■ DATA LISTING
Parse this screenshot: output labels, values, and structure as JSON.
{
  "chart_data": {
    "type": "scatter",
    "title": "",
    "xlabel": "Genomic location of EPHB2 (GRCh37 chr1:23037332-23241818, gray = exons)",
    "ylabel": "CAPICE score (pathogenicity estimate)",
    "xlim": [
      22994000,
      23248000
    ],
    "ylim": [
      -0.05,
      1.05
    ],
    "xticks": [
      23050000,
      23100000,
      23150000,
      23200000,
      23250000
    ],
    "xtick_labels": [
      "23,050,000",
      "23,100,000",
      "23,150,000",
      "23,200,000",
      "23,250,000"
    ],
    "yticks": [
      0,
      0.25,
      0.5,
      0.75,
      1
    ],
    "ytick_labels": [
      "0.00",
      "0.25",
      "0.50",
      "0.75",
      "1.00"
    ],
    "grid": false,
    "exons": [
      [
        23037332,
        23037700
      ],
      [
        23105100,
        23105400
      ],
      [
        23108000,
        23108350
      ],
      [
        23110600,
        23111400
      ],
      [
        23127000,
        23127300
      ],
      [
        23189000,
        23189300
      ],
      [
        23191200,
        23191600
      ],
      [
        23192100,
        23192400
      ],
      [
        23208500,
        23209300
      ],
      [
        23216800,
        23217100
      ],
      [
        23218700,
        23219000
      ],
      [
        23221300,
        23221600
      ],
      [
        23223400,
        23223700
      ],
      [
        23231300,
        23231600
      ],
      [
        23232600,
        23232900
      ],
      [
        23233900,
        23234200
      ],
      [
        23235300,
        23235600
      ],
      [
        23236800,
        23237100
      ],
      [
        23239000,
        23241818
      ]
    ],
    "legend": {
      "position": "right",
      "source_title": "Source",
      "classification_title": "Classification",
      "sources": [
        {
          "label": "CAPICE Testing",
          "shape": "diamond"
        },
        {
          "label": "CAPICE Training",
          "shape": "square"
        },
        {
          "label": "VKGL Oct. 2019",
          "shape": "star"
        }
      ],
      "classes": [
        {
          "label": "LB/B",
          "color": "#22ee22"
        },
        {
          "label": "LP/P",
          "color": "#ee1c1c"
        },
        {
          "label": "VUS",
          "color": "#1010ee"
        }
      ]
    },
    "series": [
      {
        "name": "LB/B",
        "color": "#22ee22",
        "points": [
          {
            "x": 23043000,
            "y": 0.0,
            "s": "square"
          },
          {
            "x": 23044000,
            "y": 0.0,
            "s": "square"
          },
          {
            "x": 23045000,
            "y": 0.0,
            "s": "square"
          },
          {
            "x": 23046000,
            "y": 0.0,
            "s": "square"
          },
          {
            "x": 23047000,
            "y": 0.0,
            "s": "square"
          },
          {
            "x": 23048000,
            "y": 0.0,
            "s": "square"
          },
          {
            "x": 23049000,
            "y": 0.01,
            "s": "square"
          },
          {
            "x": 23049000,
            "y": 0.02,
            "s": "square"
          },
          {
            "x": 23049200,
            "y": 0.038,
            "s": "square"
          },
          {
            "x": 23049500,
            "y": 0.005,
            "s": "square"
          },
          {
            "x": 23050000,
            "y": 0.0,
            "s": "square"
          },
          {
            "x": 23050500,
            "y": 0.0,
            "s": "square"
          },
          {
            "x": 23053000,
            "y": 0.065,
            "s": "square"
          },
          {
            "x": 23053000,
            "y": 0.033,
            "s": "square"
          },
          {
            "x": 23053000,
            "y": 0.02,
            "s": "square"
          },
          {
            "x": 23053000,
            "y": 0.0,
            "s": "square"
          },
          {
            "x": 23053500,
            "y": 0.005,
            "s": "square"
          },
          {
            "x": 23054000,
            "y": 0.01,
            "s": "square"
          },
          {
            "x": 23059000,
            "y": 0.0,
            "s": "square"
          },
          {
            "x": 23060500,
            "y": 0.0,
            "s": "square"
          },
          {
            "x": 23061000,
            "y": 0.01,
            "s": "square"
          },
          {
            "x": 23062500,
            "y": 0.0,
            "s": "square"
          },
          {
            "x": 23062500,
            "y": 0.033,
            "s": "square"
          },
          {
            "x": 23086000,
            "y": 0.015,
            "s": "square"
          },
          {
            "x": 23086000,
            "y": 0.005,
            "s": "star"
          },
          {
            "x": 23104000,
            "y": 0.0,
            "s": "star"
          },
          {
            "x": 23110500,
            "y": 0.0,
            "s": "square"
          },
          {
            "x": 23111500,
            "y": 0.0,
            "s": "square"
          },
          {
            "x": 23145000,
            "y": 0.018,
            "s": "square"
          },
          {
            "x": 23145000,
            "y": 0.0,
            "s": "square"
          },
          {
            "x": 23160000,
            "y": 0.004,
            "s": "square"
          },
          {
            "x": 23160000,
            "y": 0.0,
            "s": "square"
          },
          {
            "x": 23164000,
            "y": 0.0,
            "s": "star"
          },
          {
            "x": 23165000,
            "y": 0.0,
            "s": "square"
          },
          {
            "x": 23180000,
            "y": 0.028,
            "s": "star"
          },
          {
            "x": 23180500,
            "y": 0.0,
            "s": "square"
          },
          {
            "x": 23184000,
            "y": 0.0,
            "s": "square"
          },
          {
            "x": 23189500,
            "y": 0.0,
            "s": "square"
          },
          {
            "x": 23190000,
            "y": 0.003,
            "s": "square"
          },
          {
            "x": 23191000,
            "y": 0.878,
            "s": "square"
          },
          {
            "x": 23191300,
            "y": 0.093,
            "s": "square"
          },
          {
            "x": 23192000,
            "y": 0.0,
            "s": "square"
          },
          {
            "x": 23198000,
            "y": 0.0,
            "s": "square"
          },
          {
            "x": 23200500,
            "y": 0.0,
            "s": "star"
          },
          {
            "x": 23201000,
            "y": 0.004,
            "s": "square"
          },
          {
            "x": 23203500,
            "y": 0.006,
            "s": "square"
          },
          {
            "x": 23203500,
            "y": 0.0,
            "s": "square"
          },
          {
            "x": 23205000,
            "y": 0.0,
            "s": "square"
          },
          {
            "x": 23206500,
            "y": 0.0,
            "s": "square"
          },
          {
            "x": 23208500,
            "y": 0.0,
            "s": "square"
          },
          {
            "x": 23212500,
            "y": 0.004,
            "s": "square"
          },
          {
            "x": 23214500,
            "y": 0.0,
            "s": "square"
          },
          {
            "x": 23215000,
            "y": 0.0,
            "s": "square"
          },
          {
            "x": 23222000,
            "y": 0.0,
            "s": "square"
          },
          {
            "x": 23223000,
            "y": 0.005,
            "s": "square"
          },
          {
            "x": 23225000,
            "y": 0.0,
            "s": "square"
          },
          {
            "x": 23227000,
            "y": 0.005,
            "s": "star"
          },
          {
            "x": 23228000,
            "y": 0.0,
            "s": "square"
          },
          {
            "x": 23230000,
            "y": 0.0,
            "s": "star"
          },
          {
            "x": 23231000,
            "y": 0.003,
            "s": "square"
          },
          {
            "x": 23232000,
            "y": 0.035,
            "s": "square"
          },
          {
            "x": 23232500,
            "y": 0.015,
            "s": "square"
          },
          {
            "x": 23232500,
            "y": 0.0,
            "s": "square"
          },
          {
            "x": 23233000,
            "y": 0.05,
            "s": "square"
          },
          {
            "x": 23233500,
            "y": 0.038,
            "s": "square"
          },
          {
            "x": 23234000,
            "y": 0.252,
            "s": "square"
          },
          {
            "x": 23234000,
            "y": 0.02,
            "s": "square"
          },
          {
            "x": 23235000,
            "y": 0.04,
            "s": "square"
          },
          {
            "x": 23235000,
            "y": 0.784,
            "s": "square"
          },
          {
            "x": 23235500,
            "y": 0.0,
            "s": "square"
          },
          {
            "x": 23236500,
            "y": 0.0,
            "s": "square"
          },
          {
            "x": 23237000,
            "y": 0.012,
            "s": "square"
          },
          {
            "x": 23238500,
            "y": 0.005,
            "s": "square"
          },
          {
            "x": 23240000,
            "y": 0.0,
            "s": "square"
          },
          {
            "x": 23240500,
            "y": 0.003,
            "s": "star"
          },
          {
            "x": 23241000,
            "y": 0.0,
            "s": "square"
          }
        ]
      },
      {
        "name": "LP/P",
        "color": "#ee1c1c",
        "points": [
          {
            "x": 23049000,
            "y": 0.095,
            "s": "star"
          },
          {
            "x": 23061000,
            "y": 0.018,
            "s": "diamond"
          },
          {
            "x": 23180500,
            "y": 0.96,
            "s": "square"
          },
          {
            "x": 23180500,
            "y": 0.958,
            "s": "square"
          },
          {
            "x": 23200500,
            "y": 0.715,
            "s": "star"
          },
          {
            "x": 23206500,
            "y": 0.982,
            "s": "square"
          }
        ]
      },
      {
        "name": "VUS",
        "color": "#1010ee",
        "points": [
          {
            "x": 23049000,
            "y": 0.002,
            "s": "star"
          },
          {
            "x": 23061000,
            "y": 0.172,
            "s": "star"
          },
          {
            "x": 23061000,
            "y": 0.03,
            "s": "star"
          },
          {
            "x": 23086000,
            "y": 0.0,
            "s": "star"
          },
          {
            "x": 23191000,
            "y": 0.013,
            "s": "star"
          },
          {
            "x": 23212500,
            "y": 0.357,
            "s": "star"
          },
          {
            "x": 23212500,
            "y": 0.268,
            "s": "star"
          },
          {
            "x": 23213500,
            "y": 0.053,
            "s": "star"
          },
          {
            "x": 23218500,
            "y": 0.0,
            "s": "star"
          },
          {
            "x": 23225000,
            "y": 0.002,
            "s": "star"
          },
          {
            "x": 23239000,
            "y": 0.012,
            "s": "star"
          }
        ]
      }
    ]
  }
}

■ WORK TO COMPLETE
Return every line holding the word "color" from the records.

■ YOUR RESPONSE
          "color": "#22ee22"
          "color": "#ee1c1c"
          "color": "#1010ee"
        "color": "#22ee22",
        "color": "#ee1c1c",
        "color": "#1010ee",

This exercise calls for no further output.